■ Passage to read
★ ★ ★

To be blunt, there isn’t enough bandwidth in the whole of North Korea to transfer that much data from the Sony hack.

Since it’s physically impossible for it to be a political play, and no money was taken, it’s likely this is part of the hacker community’s unceasing siege against Sony. Their strife dates back to the early 2000s. Sony previously tried to sneak spyware onto music CDs in 2005, ironically weakening operating systems to malware threats.

The Sony hackers flagged their 2014 work with a hashtag #GOP, or, “Guardians of Peace.”

The Internet’s self-appointed Robin Hoods have long memories.

Easy payback. Opportunity, seized.

How do these large data breaches occur?

BlueCross BlueShield is a decentralized entity with innumerable local branches and no consistency in its security practices. The weaknesses in the ancient dragon’s armor were gaping.

To wit: you may have confused CareFirst’s crisis with another attack on the Georgia-region healthcare insurer, Anthem. Its branches have BlueSomething in their names, too. 80 million records were stolen from Anthem in February, 2015. The healthcare industry has no security standardization. None of its data is encrypted, making it a soft target.

The “how?” for Sony is sadder. According to The Verge, hackers gain access with help from insiders willing to unlock some doors. Physical doors. Malware: installed.

Consider that: cooperative employees assisted the Sony hack.

The most teachable moment comes from Target though. Mentioned earlier, they deployed a $1.6 million FireEye security system just six months prior.

Does that number look inadequate to you?

Per Bloomberg, that really is $1.6 million. With an “M.”  Target, a company with $44.5 billion dollars in assets, and number 36 on Fortune, spent $1.6 million on its data security.

(FireEye also consulted with the FBI on the Sony breach.)

The story’s flavor twists further: days prior to the attack, FireEye’s CIA-caliber team working 24/7 in Bangalore was looking for intrusions.

And they spotted it!

Upon reporting it to the corporate security team in Minneapolis, Target did—nothing.

The feature to automatically zap such rote malware had reportedly been disabled.

★ ★ ★

■ Extracted material
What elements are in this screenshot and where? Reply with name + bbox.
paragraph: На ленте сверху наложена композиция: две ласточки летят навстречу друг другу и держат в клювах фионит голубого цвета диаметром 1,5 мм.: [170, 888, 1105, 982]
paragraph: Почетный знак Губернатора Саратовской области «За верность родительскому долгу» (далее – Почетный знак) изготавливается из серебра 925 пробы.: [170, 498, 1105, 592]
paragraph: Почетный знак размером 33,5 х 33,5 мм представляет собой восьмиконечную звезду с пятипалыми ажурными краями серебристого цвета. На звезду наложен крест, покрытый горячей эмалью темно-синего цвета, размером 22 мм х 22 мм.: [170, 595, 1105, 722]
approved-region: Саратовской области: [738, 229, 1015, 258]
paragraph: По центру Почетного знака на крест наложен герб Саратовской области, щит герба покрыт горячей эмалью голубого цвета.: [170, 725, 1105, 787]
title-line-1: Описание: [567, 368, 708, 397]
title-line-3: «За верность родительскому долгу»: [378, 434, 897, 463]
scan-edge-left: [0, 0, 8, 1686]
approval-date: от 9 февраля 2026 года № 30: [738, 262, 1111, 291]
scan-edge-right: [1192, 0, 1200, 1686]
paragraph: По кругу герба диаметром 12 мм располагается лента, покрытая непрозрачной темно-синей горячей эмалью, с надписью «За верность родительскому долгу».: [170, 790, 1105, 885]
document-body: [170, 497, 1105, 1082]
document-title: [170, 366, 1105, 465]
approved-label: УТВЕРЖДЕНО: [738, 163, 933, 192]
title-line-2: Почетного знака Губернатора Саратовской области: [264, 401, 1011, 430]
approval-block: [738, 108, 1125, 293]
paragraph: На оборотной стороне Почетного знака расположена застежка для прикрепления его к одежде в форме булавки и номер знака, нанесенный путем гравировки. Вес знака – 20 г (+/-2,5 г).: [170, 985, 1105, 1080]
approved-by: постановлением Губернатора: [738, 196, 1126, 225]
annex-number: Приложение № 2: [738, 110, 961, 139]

★ ★ ★

■ Assignment A
Answer these from the passage on data breaches:
(i) In what year did Sony try to sneak spyware onto music CDs?
(ii) How many records were stolen from Anthem in February 2015?
(iii) How much did Target spend on its FireEye security system?
■ Assignment B
According to the passage on data breaches, why is the Sony hack likely part of the hacker community's siege against Sony?
Nothing in the records is required for this work.

■ Written answer A
(i) 2005
(ii) 80 million
(iii) $1.6 million

■ Written answer B
It could not have been a political play, because North Korea does not have enough bandwidth to transfer that much data. No money was taken either.